Labeled region entries:
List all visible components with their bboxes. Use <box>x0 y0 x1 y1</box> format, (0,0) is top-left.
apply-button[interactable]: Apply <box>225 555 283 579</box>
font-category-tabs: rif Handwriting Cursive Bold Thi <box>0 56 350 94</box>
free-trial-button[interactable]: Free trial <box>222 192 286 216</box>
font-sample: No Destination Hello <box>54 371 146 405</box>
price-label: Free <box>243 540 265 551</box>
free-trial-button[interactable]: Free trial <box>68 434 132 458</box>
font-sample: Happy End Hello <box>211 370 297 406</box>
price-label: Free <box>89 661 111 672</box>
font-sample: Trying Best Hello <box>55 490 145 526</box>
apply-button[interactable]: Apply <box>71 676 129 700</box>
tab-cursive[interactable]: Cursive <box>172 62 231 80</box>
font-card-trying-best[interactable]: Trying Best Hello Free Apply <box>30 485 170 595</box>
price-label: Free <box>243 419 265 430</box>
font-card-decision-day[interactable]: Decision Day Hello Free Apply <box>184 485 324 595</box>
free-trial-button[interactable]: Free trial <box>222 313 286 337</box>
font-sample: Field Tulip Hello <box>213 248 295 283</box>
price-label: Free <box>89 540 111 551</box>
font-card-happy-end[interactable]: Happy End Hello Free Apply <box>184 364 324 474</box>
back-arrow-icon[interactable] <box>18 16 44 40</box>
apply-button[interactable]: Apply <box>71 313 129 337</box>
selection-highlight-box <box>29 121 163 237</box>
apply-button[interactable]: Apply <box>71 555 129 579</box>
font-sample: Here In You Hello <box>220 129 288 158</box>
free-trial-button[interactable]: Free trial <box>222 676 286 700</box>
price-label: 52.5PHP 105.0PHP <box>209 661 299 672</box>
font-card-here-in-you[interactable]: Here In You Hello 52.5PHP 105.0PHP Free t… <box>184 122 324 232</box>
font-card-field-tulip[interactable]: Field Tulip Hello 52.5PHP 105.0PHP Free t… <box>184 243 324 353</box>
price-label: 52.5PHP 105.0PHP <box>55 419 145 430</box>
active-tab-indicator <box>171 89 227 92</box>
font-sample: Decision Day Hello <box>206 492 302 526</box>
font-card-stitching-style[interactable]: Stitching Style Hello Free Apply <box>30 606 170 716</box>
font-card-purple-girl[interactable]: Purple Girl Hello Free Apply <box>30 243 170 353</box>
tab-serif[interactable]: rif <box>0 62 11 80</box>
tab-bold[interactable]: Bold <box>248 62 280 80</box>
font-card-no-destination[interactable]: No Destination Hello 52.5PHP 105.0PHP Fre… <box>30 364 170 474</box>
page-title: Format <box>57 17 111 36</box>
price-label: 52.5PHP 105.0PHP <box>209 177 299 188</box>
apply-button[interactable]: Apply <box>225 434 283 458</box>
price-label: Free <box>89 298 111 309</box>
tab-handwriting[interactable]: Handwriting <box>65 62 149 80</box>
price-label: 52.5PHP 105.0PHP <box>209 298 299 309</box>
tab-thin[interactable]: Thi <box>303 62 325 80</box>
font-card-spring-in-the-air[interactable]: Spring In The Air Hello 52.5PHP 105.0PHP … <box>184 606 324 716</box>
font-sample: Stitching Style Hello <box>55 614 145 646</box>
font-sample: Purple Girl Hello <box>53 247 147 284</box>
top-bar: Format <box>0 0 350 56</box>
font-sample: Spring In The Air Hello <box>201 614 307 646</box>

--

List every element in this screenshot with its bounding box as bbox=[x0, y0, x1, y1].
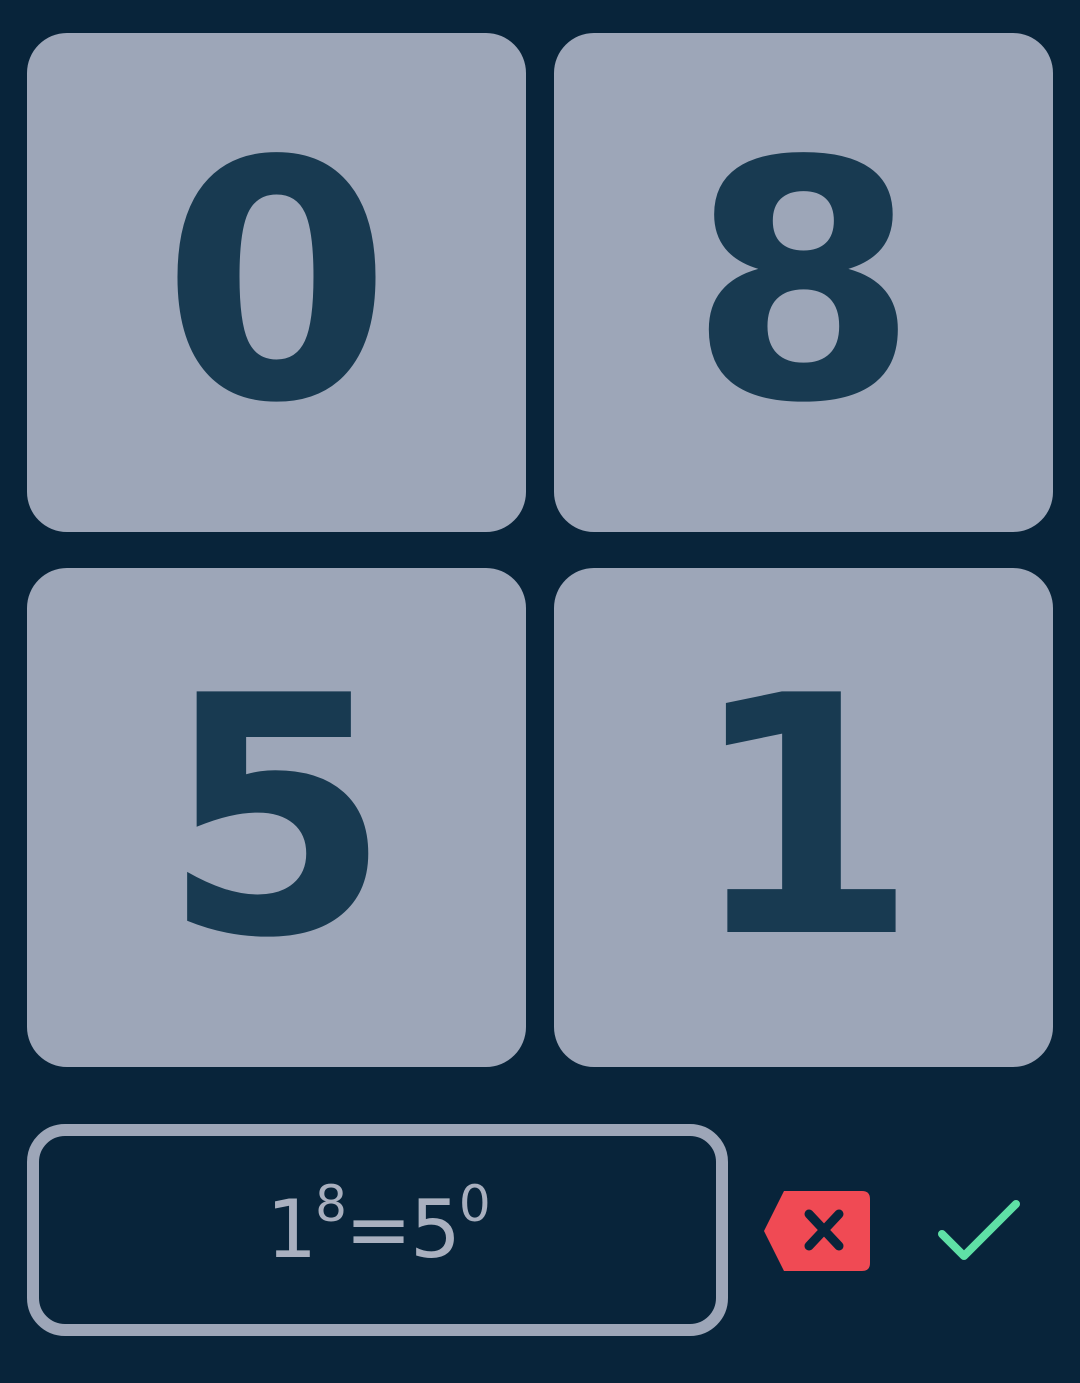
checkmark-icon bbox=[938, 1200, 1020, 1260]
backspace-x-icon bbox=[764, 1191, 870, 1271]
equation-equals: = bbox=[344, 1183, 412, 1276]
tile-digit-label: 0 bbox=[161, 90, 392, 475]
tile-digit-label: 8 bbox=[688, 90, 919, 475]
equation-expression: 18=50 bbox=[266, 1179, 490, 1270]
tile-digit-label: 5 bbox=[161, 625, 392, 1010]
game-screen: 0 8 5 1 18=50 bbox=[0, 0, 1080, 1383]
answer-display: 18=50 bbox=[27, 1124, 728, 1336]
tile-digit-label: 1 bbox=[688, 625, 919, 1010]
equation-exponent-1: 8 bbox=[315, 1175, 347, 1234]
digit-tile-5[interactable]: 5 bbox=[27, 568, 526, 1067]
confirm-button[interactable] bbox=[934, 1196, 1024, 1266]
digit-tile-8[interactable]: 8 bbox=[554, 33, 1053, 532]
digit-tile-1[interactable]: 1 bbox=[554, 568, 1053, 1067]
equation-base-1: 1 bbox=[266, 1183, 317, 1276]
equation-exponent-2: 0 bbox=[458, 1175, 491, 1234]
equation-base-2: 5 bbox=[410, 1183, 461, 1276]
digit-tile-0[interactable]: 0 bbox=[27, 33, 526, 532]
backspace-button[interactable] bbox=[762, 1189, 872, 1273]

...

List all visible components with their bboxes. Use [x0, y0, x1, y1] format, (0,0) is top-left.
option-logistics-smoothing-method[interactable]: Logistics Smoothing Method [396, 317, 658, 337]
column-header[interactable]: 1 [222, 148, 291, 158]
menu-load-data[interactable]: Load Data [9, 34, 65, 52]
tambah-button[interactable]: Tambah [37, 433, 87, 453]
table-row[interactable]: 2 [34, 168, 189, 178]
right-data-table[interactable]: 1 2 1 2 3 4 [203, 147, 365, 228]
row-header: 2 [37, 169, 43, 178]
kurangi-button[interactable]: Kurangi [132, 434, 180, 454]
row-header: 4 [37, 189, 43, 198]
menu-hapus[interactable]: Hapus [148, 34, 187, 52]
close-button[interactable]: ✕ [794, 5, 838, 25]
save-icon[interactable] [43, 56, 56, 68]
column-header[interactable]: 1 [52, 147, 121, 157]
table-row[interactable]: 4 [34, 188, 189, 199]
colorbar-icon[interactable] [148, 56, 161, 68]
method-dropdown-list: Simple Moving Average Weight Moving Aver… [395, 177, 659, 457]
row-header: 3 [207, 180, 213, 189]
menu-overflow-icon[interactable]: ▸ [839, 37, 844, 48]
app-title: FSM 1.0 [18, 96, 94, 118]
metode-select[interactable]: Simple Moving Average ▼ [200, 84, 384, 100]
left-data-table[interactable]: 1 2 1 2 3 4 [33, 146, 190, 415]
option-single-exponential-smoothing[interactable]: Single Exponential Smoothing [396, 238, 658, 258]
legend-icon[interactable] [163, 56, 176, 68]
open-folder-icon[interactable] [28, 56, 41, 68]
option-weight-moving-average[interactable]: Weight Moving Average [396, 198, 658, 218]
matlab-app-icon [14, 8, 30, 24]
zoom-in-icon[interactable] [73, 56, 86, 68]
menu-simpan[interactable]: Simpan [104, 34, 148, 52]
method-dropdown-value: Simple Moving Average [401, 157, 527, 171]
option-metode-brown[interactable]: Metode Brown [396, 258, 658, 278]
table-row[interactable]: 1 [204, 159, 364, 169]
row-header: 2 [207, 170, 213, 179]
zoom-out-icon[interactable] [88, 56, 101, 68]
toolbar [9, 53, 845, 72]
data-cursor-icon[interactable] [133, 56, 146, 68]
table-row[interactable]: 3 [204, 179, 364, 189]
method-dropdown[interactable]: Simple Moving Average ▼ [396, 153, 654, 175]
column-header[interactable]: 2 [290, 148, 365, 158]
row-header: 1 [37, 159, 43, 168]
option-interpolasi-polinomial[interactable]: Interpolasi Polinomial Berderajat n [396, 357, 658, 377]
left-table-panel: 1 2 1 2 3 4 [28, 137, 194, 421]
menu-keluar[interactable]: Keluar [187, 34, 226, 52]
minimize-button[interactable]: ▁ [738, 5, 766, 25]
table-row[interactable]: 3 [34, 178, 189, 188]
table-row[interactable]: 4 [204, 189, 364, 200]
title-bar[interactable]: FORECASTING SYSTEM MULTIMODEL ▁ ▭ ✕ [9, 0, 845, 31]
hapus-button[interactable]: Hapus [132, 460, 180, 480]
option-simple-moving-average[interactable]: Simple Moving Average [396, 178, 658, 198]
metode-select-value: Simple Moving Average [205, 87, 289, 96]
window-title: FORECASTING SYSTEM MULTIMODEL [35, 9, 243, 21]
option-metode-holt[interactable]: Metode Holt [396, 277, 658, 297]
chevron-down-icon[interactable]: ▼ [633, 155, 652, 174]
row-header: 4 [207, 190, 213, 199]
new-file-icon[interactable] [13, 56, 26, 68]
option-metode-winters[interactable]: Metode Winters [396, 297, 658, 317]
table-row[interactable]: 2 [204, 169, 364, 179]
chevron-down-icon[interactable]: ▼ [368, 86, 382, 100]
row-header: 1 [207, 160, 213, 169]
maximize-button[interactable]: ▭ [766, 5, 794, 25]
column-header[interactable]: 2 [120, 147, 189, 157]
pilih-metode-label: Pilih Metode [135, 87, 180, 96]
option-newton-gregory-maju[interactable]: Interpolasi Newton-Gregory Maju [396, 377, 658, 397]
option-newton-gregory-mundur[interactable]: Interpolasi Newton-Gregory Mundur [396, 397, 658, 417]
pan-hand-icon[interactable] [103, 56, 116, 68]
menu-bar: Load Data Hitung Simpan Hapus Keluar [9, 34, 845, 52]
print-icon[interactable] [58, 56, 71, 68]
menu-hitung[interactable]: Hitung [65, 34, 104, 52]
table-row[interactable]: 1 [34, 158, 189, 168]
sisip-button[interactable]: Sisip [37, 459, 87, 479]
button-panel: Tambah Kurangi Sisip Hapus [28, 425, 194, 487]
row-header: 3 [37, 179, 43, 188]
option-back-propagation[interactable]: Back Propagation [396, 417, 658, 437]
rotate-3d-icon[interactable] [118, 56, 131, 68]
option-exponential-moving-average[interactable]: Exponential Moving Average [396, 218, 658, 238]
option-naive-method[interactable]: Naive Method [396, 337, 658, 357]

Problem to work on
Quote word for word the part that opens with the line containing "checkmark-icon bbox=[938, 1200, 1020, 1260]" and closes with the line containing "backspace-button[interactable] bbox=[762, 1189, 872, 1273]", including both of those lines.

Finished answer
checkmark-icon bbox=[938, 1200, 1020, 1260]
backspace-x-icon bbox=[764, 1191, 870, 1271]
equation-equals: = bbox=[344, 1183, 412, 1276]
tile-digit-label: 0 bbox=[161, 90, 392, 475]
tile-digit-label: 8 bbox=[688, 90, 919, 475]
equation-expression: 18=50 bbox=[266, 1179, 490, 1270]
tile-digit-label: 5 bbox=[161, 625, 392, 1010]
game-screen: 0 8 5 1 18=50 bbox=[0, 0, 1080, 1383]
answer-display: 18=50 bbox=[27, 1124, 728, 1336]
tile-digit-label: 1 bbox=[688, 625, 919, 1010]
equation-exponent-1: 8 bbox=[315, 1175, 347, 1234]
digit-tile-5[interactable]: 5 bbox=[27, 568, 526, 1067]
confirm-button[interactable] bbox=[934, 1196, 1024, 1266]
digit-tile-8[interactable]: 8 bbox=[554, 33, 1053, 532]
digit-tile-1[interactable]: 1 bbox=[554, 568, 1053, 1067]
equation-base-1: 1 bbox=[266, 1183, 317, 1276]
equation-exponent-2: 0 bbox=[458, 1175, 491, 1234]
equation-base-2: 5 bbox=[410, 1183, 461, 1276]
digit-tile-0[interactable]: 0 bbox=[27, 33, 526, 532]
backspace-button[interactable] bbox=[762, 1189, 872, 1273]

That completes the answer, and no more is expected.